• Set task 1
In the interview about Jimmy's songs, what was the name of the recording studio run by the woman Jimmy met?
• Set task 2
Continue the interview about Jimmy's songs, starting after its final line.

Phil: They don't like anybody here except L.A. people. He's from Oklahoma so he was turned down. He met a woman who ran a recording studio called Harmony, where I had recorded when I was fifteen. She told him that he should talk to me. Jimmy was staying with this woman in the Hollywood Hills. I went in to see Jimmy and he played me "By the Time I Get to Phoenix" and "Up Up and Away." He was working on "MacArthur Park" and he said, "I have to cut down the instrumental section. It's way too long right now." I asked him to play me the whole thing and he did and said he could cut it down and I said, "No, keep it in." Tears were rolling out of my eyes while I was hearing these songs. He says, "So Phil, what do you think?" I said, "Every one of those are #1 records." He just breaks down and cries and I'm crying and he said, "You're the only person in the world that can hear this."
Kim: When was this?

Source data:

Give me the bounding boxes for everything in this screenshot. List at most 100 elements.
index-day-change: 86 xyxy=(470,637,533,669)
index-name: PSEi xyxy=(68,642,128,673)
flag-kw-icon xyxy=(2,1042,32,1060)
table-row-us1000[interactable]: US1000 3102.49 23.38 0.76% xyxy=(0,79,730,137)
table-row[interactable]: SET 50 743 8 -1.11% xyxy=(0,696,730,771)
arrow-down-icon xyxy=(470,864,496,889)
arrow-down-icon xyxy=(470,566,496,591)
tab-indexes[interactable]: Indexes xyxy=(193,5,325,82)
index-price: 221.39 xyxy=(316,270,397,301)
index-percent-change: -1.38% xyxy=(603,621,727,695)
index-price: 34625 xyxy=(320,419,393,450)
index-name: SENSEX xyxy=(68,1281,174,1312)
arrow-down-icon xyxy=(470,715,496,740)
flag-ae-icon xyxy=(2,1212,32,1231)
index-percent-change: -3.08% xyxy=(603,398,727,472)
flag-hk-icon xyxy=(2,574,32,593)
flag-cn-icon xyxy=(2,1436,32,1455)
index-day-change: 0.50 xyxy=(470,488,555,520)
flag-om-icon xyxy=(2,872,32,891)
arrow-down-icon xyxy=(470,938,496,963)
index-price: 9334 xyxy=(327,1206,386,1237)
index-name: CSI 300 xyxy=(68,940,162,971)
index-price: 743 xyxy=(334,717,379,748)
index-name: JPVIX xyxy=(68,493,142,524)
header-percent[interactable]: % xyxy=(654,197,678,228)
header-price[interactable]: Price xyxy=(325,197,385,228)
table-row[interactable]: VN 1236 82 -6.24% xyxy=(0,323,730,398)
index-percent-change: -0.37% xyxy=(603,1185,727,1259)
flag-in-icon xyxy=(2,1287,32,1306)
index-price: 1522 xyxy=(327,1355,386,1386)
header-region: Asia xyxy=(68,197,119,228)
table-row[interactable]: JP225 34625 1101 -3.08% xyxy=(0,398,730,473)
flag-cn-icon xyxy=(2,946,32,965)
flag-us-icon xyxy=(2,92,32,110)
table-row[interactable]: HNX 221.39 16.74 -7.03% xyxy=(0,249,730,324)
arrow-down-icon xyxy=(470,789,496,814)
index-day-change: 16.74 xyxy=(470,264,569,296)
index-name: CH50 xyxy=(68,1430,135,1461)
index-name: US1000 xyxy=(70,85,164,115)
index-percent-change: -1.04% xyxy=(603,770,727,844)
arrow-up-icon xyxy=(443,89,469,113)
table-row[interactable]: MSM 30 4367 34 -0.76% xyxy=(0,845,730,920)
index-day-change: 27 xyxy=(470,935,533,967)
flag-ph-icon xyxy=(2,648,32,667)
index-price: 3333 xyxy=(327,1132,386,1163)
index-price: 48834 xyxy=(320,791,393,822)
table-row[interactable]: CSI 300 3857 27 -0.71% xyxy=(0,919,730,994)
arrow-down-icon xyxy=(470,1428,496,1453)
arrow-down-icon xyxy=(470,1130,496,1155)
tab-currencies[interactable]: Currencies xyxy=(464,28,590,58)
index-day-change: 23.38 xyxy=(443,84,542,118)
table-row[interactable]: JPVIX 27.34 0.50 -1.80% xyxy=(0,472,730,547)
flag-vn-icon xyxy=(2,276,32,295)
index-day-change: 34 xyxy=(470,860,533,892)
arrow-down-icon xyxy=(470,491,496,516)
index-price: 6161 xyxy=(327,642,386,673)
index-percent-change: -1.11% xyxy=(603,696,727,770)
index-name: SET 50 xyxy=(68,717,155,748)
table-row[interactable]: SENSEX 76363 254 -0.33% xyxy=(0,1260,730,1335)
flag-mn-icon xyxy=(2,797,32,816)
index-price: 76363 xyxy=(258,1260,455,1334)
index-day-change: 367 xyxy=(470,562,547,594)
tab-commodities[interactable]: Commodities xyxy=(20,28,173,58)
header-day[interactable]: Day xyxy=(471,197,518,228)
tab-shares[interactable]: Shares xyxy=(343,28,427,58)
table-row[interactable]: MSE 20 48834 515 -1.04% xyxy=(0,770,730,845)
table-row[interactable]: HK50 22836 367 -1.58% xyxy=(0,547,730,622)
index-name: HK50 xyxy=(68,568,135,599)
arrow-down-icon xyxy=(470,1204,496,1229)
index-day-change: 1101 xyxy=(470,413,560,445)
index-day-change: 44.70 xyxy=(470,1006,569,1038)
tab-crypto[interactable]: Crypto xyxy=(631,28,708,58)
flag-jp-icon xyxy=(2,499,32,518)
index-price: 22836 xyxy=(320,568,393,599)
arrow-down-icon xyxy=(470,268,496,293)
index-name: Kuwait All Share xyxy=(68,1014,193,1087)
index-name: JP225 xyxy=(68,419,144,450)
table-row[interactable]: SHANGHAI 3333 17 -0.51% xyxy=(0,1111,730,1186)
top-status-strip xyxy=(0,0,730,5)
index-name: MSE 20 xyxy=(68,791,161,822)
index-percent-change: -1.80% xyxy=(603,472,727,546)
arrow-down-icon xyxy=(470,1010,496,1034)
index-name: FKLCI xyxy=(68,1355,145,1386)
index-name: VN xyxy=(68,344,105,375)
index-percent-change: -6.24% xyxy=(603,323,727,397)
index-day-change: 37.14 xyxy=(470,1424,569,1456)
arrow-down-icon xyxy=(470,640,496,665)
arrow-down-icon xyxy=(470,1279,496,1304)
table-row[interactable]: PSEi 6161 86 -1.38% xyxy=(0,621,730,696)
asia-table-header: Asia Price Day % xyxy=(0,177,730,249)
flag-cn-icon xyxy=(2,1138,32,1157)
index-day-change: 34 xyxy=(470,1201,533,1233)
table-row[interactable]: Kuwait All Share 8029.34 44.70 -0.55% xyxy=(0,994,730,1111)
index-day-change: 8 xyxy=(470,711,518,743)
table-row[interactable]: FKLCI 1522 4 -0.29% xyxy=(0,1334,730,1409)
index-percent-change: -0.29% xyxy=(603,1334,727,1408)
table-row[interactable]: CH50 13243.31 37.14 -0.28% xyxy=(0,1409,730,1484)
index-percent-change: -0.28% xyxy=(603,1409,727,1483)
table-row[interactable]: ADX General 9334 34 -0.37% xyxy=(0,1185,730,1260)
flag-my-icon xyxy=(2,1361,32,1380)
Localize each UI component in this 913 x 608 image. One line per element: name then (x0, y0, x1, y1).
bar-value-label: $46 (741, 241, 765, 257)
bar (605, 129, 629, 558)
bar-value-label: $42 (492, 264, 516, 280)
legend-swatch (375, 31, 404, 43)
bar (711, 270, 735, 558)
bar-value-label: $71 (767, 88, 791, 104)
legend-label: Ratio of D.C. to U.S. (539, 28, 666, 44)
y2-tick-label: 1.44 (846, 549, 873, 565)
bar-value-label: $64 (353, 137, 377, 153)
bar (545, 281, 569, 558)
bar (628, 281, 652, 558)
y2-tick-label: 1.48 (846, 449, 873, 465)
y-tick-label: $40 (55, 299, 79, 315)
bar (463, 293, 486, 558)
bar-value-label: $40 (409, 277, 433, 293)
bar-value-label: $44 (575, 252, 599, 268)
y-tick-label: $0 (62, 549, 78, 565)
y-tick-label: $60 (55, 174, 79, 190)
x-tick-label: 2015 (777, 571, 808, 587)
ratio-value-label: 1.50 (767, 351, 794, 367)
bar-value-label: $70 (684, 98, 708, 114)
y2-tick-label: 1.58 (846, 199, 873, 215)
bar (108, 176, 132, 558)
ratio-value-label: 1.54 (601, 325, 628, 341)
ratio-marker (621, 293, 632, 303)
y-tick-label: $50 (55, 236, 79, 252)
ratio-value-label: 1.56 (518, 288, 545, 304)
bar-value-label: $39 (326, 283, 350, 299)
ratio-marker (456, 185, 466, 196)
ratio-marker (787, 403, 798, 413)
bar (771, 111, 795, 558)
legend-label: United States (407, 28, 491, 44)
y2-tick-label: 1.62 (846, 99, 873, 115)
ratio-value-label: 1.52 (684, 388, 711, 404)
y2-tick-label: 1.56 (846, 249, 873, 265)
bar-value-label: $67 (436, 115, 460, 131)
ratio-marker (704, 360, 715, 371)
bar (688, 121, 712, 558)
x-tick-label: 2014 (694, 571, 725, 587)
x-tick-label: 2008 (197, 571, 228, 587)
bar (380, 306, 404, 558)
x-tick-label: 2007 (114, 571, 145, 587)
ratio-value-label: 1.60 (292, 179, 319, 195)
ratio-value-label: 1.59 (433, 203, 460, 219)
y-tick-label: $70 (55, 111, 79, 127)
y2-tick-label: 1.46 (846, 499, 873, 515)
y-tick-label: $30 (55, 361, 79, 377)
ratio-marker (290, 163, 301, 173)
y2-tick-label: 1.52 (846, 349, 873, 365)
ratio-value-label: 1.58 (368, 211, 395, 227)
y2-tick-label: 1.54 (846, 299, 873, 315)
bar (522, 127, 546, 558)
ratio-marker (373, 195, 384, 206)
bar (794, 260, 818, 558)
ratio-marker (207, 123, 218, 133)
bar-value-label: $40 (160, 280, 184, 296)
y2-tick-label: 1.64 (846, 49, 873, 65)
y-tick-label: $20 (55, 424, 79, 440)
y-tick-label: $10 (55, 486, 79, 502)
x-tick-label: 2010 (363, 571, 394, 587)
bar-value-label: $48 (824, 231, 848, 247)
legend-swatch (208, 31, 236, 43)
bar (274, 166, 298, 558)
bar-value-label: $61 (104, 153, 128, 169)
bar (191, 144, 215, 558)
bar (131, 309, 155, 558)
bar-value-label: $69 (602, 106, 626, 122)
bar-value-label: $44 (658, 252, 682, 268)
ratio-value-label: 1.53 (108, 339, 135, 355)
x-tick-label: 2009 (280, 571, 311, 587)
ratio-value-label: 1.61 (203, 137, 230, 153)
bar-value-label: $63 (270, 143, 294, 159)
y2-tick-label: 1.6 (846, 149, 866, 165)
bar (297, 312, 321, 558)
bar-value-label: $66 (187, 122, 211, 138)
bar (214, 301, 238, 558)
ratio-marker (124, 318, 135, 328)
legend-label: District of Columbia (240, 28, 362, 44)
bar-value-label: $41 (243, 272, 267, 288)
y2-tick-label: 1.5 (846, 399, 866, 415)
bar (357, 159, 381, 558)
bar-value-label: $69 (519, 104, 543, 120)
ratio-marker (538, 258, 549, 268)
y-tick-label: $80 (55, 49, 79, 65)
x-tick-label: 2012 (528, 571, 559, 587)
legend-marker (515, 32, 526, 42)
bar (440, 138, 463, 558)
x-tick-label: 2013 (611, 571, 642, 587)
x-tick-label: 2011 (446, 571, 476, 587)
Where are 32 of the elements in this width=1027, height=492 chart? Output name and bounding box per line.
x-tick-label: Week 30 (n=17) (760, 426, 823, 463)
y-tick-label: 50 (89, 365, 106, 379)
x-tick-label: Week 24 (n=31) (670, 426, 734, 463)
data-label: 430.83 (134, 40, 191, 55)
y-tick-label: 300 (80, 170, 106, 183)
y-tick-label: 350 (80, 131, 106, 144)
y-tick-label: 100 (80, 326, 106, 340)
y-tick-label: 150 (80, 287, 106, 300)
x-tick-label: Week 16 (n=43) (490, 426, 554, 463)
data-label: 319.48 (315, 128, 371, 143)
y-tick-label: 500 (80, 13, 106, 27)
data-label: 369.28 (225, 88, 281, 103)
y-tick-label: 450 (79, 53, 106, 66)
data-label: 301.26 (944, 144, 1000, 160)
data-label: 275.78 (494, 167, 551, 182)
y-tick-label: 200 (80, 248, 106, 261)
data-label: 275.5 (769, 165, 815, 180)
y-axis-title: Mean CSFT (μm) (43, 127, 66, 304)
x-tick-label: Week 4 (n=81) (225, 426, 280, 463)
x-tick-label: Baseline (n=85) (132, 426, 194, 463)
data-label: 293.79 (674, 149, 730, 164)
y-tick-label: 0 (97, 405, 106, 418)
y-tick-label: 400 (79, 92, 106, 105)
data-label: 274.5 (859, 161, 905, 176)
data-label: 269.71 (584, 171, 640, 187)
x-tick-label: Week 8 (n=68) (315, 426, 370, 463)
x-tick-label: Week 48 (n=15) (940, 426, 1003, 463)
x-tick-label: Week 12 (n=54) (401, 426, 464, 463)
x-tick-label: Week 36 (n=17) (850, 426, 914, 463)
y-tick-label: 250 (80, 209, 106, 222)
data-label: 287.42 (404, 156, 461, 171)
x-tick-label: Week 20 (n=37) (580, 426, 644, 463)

• Written answer 1
Harmony

• Written answer 2
Phil: I was gone [to New York] by '68 so it must have been '67. It was at the time of the 5th Dimension that Jimmy got signed, I guess, by Johnny Rivers. They put out "Go Where You Wanna Go," which was not a hit by the Mamas and Papas. At this time Barry McGuire's next single after "Eve of Destruction" was going to be "California Dreamin'" with the Mamas and Papas singing background. The head of the company claimed that when he first heard the Mamas and Papas that he knew they were going to be as big as the Beatles. He didn't like them and he said to me, "Phil, you produce them." Barry had brought them in and so they became Barry's backup group. John had written a song called "California Dreamin.'" I said to John, "Do you know 'Walk, Don't Run'?" He said, "No. I don't." I said, "I think that's the way 'California Dreamin' should go." We rewrote the song for Barry McGuire. It was supposed to be Barry's next record. "Go Where You Wanna Go" stiffed so Dunhill didn't think the Mamas and Papas were anything important.
Edwin: Did "Go Where You Wanna Go" become a hit later, like a second time around sort of thing?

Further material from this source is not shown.